Select every line below containing the word "formation".

↓↓↓

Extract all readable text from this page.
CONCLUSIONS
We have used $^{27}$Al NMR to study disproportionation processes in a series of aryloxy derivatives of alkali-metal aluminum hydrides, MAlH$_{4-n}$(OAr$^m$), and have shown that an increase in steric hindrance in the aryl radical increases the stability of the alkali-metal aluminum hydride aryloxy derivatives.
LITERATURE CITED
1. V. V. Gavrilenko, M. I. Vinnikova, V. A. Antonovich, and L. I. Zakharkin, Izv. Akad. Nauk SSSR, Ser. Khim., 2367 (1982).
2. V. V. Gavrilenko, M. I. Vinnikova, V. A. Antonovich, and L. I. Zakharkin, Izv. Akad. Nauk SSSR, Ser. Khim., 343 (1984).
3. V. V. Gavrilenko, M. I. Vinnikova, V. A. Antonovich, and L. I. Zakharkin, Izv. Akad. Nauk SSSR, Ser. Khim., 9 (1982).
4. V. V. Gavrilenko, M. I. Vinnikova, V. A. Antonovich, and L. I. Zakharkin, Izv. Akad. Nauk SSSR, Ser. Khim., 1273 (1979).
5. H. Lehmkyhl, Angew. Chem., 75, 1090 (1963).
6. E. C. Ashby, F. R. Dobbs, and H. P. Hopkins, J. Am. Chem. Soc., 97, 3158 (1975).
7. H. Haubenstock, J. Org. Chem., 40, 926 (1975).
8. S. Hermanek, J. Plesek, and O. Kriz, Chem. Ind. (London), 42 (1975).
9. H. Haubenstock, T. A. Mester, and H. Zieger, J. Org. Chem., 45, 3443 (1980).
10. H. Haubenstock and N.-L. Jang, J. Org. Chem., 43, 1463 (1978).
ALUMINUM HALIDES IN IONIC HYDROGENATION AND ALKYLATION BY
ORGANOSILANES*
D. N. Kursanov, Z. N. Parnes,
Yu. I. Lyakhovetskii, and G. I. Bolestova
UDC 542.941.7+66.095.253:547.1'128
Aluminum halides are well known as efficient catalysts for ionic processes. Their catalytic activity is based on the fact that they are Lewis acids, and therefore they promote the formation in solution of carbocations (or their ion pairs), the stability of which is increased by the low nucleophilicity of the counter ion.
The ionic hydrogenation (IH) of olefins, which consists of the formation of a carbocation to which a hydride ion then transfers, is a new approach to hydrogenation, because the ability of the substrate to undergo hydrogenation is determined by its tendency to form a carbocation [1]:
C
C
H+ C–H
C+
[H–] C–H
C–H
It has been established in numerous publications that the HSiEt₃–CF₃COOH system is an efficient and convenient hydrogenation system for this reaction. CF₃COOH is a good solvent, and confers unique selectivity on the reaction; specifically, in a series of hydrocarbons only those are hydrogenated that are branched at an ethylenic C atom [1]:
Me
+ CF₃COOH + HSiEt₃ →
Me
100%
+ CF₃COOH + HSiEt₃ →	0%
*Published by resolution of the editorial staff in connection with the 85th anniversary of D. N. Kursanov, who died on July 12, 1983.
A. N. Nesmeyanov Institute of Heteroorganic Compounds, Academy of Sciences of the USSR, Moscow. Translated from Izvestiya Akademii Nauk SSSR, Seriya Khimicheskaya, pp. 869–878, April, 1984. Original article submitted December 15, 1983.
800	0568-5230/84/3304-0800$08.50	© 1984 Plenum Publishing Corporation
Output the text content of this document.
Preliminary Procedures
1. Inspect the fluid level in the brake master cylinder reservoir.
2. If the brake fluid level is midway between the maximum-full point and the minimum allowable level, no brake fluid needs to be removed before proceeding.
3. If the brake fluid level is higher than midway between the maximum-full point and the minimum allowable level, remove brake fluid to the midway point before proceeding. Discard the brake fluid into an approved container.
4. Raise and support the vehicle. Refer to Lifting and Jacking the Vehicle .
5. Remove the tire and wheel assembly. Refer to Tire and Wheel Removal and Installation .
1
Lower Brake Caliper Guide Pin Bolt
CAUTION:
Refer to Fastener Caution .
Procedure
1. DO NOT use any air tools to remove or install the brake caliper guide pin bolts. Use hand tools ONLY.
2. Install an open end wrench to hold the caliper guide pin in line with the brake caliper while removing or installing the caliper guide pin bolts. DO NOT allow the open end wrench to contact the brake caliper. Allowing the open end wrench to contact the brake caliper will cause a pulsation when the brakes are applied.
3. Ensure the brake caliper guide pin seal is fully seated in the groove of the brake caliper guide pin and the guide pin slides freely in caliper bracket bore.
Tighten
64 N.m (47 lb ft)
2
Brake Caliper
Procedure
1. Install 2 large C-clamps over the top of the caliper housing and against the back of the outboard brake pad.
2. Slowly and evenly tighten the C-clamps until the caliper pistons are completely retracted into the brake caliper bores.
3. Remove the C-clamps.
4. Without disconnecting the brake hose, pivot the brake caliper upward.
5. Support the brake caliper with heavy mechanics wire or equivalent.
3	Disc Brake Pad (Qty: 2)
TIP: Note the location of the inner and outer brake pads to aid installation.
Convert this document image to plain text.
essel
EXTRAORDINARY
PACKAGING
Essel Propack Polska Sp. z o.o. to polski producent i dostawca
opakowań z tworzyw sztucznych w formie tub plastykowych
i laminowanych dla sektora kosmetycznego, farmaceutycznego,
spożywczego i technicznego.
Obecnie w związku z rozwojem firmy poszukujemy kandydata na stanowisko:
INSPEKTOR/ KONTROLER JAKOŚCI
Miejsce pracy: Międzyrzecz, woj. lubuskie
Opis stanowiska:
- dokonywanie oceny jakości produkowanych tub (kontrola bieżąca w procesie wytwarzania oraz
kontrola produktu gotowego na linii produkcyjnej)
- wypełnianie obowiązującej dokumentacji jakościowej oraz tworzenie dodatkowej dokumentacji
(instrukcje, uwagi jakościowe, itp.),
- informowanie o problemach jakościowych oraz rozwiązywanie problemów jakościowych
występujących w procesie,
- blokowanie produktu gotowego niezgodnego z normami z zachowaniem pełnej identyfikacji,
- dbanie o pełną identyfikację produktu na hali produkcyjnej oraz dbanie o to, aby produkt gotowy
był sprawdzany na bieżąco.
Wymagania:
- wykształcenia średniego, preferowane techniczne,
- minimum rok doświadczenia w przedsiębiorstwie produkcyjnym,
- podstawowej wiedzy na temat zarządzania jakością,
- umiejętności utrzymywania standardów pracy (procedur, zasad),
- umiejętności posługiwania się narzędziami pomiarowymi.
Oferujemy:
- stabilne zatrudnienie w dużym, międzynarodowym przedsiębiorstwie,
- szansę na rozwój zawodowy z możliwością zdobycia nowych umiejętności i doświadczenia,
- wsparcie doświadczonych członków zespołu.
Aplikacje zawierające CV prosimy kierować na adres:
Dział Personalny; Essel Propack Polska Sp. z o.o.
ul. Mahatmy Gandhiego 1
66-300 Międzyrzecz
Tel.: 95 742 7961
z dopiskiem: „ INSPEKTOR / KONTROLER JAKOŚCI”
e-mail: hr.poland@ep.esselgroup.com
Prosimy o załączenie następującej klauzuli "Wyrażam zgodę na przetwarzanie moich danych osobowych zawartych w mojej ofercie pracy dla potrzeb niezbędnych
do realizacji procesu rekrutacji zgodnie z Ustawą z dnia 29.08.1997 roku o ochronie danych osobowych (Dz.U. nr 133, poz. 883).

↑↑↑

Full output →
Aluminum halides are well known as efficient catalysts for ionic processes. Their catalytic activity is based on the fact that they are Lewis acids, and therefore they promote the formation in solution of carbocations (or their ion pairs), the stability of which is increased by the low nucleophilicity of the counter ion.
The ionic hydrogenation (IH) of olefins, which consists of the formation of a carbocation to which a hydride ion then transfers, is a new approach to hydrogenation, because the ability of the substrate to undergo hydrogenation is determined by its tendency to form a carbocation [1]:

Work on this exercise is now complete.